>> Start
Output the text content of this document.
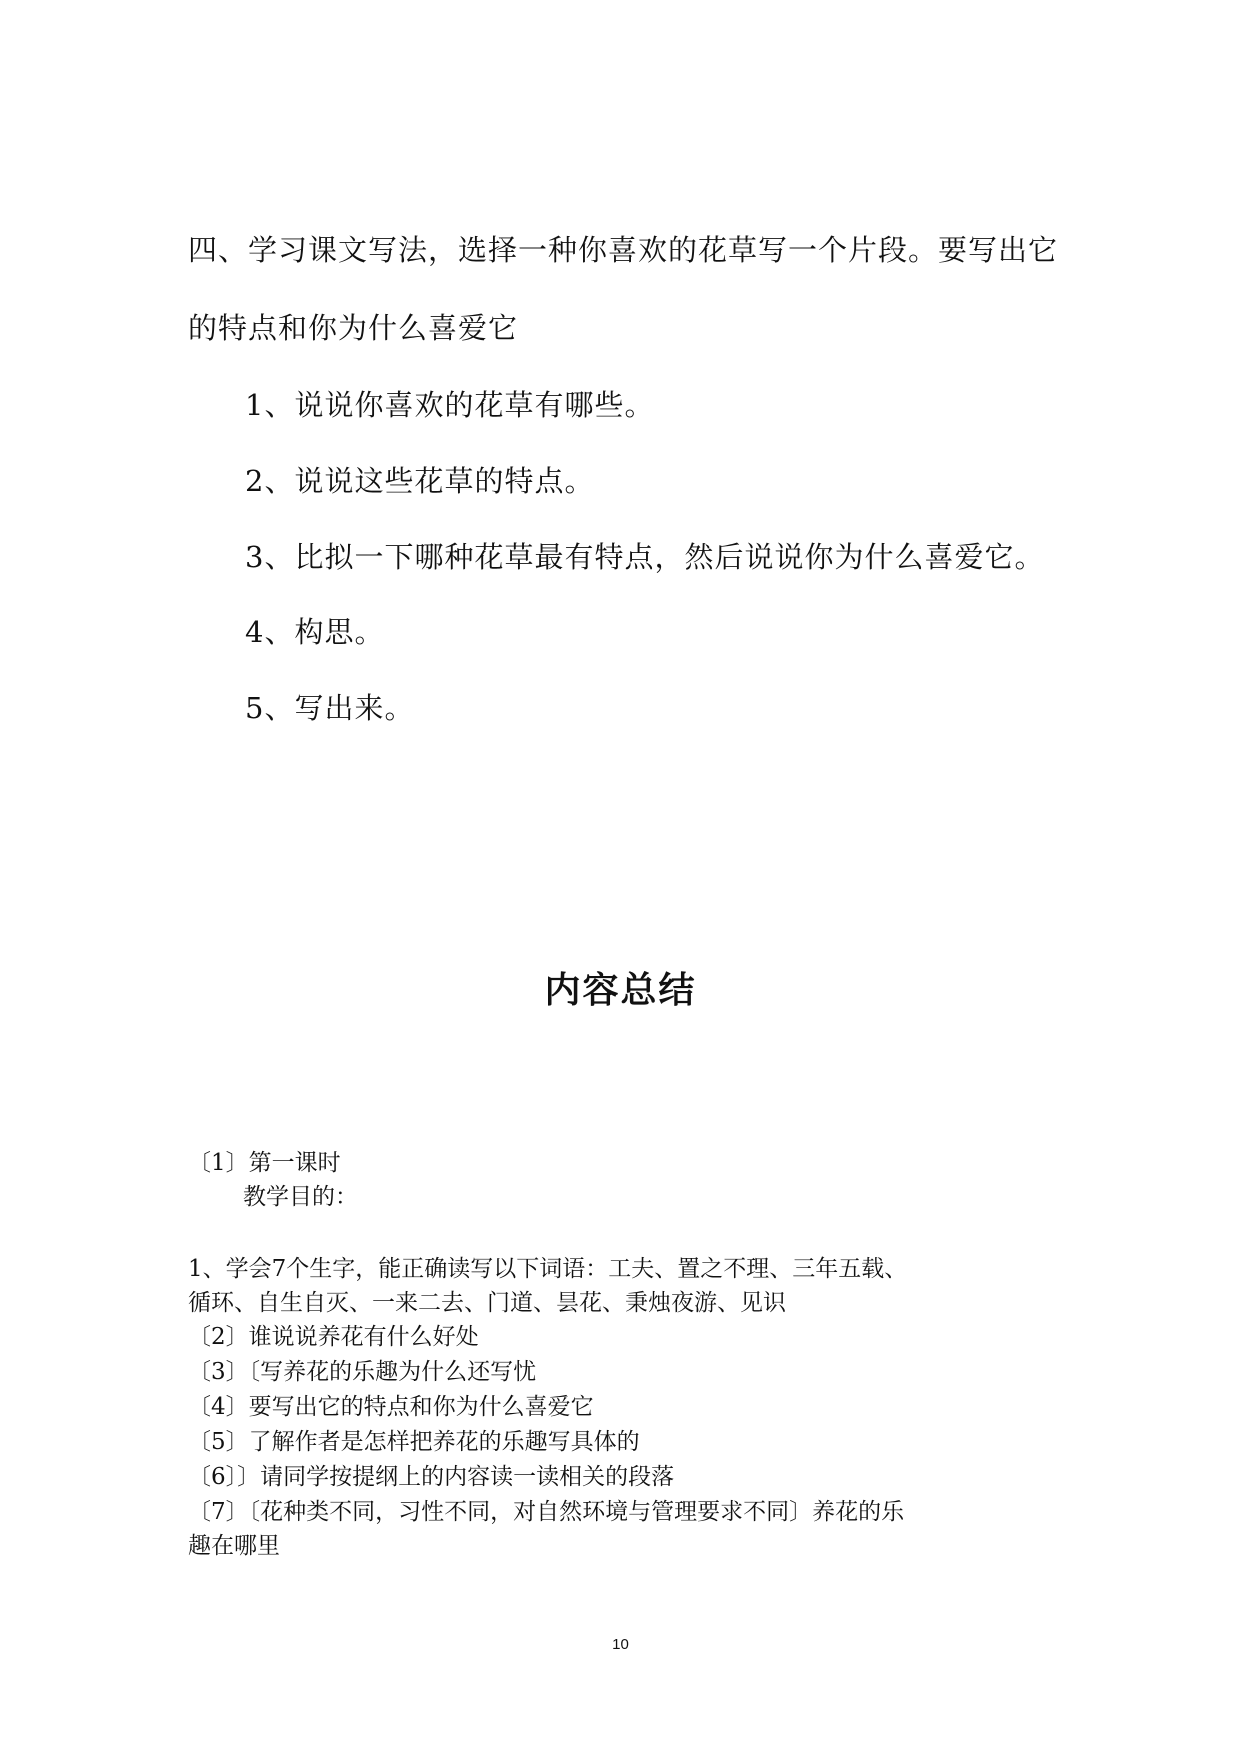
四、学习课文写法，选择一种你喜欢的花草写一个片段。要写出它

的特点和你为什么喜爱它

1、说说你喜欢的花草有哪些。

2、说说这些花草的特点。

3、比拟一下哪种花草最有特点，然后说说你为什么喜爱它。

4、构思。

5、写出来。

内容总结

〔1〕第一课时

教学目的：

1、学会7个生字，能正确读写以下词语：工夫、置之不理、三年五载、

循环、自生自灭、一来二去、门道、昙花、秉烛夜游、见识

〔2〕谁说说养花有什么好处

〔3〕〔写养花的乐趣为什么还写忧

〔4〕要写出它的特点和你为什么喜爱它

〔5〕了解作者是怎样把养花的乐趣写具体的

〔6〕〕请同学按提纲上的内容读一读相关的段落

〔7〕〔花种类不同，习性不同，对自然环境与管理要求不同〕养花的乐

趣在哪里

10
>> End
*Exercise directions:* Drop the images and quote the entries word for word.

*Solution to the exercise:*
Output the text content of this document.
四、学习课文写法，选择一种你喜欢的花草写一个片段。要写出它

的特点和你为什么喜爱它

1、说说你喜欢的花草有哪些。

2、说说这些花草的特点。

3、比拟一下哪种花草最有特点，然后说说你为什么喜爱它。

4、构思。

5、写出来。

内容总结

〔1〕第一课时

教学目的：

1、学会7个生字，能正确读写以下词语：工夫、置之不理、三年五载、

循环、自生自灭、一来二去、门道、昙花、秉烛夜游、见识

〔2〕谁说说养花有什么好处

〔3〕〔写养花的乐趣为什么还写忧

〔4〕要写出它的特点和你为什么喜爱它

〔5〕了解作者是怎样把养花的乐趣写具体的

〔6〕〕请同学按提纲上的内容读一读相关的段落

〔7〕〔花种类不同，习性不同，对自然环境与管理要求不同〕养花的乐

趣在哪里

10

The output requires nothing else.